:: Task goal ::
Report how many lines contain "Front". Give the number and nothing else.

[Recorded data]
===

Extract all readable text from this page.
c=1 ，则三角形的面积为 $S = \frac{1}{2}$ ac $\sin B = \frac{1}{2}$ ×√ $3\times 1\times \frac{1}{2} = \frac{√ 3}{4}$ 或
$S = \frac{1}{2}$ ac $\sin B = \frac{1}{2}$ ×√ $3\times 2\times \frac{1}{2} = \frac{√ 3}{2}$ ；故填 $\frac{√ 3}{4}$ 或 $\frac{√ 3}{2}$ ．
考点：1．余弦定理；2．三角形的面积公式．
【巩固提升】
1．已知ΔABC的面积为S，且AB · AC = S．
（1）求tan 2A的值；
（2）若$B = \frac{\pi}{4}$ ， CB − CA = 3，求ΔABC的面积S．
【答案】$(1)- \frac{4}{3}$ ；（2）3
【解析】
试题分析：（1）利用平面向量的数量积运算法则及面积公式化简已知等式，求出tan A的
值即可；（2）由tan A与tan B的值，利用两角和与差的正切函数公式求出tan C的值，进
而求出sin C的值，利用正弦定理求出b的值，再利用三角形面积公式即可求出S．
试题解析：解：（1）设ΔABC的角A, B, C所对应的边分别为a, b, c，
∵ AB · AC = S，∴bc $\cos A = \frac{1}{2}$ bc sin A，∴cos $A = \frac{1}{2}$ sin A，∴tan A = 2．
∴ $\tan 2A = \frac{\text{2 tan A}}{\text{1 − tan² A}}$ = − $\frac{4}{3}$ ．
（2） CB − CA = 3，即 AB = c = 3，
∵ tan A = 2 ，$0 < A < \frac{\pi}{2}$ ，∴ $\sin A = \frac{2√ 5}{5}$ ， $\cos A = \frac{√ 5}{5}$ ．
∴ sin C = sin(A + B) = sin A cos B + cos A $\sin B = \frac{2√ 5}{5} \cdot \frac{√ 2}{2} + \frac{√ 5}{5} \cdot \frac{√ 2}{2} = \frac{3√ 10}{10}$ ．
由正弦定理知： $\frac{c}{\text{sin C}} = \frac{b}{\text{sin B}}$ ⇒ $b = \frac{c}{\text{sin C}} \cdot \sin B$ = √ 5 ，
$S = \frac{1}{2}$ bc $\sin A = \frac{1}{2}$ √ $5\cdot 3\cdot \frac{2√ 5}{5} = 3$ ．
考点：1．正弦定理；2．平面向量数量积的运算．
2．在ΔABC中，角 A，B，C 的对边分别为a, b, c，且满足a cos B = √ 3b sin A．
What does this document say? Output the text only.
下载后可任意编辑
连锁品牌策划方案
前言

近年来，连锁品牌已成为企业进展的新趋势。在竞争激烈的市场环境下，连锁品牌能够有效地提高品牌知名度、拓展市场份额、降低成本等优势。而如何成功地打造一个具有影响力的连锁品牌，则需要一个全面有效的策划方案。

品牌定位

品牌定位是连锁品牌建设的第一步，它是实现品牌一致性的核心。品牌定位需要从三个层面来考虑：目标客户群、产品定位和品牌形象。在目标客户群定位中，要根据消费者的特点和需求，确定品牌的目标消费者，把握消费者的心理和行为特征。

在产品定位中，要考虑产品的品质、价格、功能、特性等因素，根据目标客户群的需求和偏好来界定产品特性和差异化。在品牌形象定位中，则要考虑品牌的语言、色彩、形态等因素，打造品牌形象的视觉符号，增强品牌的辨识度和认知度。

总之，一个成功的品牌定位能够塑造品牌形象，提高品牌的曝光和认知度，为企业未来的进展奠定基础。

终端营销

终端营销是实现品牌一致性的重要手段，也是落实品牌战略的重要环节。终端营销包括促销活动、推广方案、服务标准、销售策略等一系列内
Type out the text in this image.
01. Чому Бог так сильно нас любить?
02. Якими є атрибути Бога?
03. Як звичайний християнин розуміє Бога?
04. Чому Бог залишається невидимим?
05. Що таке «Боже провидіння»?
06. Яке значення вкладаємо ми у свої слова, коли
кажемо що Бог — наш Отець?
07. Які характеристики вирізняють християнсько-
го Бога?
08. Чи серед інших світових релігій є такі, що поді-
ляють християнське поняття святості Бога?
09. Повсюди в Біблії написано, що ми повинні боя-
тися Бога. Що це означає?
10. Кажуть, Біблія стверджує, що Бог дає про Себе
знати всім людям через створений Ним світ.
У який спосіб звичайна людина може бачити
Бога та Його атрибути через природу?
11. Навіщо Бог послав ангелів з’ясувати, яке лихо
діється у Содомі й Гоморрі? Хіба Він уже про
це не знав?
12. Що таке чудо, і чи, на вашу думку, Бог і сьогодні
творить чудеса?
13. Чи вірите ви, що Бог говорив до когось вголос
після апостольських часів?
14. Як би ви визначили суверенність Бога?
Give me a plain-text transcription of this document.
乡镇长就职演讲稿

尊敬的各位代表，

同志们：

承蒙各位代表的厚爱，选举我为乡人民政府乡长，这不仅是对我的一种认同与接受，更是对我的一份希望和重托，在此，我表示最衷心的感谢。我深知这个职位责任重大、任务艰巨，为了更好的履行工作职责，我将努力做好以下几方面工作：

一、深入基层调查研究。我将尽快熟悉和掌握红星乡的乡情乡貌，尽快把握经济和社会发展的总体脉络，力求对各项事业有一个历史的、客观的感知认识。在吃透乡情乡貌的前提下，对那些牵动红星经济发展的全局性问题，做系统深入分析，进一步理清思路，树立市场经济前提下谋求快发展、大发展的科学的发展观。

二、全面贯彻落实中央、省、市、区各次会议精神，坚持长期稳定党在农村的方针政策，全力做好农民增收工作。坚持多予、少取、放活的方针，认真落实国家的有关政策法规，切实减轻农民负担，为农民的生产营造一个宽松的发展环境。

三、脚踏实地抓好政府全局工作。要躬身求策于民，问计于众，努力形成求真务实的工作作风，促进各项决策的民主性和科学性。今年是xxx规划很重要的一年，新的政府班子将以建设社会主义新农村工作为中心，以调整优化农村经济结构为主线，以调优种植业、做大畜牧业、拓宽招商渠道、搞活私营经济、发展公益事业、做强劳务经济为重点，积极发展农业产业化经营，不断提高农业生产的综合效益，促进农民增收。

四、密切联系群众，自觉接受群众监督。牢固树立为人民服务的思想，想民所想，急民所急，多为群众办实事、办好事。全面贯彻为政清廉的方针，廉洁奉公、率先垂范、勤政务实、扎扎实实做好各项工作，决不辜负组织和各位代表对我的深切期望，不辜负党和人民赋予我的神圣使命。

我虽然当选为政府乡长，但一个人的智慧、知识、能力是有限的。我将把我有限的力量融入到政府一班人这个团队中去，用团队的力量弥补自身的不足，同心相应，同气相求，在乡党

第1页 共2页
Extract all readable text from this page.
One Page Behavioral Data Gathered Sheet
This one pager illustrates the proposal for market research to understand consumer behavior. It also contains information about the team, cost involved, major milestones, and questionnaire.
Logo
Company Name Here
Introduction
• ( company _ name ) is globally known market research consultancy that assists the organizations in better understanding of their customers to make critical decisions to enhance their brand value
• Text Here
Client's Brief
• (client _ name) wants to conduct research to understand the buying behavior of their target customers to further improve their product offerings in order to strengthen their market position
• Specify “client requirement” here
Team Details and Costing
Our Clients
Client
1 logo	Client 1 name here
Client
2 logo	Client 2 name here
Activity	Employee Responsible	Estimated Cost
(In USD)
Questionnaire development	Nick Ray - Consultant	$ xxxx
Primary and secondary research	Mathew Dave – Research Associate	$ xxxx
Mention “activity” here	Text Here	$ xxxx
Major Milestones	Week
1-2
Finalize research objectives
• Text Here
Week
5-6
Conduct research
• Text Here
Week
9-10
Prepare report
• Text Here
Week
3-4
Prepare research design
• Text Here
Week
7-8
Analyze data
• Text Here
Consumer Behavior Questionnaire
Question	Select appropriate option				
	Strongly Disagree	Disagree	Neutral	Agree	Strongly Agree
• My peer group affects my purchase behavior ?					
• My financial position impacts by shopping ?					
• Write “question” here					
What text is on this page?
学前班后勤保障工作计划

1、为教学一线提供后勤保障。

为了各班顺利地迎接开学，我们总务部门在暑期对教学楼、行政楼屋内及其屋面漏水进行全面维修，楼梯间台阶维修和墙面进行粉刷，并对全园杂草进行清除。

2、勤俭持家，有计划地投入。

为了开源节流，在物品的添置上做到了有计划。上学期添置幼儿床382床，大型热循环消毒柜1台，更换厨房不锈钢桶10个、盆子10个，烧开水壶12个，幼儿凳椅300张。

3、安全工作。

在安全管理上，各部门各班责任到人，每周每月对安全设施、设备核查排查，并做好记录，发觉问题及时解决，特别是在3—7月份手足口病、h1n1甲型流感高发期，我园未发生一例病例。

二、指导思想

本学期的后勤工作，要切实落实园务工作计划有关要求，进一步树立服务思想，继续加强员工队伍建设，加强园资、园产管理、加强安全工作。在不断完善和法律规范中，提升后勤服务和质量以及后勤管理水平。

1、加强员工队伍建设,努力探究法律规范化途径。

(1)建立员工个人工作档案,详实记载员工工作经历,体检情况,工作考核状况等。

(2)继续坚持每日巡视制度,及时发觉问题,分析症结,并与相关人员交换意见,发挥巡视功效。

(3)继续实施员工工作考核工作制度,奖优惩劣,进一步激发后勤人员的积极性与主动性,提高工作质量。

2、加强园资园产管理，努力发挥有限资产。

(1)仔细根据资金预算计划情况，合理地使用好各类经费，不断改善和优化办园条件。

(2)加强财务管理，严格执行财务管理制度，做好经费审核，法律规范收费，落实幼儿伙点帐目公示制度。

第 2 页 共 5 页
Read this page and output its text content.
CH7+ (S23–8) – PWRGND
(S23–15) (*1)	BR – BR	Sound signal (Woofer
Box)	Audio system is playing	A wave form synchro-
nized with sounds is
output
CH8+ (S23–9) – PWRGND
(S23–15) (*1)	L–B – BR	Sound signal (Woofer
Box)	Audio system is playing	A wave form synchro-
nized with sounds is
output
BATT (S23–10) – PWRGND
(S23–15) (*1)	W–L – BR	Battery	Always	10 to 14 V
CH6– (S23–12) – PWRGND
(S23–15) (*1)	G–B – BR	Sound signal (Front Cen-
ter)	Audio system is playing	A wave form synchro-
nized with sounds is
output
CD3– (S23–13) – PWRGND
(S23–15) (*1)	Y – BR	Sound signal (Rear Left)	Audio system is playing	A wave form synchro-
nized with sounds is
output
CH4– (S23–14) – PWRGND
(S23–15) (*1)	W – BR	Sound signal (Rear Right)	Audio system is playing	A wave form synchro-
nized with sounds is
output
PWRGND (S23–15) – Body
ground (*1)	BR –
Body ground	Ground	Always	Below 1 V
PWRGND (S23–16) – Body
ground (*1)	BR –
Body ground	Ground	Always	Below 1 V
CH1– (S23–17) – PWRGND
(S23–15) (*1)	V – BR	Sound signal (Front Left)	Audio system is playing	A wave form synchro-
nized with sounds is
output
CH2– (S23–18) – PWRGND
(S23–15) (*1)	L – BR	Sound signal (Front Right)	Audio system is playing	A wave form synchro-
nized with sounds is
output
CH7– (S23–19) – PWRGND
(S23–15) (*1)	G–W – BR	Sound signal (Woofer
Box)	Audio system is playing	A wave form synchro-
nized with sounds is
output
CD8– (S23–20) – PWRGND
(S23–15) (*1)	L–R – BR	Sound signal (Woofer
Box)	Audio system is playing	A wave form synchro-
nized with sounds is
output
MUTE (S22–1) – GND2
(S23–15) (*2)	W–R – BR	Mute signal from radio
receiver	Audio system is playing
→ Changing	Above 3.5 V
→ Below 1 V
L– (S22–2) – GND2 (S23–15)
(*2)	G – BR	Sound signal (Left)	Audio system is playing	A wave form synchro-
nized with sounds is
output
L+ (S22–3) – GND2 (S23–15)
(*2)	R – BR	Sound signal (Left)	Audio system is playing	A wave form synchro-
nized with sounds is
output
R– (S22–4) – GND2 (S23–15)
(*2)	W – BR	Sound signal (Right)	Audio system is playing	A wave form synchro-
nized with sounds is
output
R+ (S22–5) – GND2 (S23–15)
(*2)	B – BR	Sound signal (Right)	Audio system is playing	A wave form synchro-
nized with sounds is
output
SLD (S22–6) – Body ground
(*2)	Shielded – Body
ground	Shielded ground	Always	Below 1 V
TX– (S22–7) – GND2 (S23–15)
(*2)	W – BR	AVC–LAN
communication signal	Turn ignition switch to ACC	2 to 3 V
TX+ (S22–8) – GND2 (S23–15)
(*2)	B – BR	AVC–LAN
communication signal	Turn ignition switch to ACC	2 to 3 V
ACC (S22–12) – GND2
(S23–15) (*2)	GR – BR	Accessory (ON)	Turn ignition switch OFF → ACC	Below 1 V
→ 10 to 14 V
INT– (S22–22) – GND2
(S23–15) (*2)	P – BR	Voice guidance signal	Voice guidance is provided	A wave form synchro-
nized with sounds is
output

===

:: Exercise response ::
3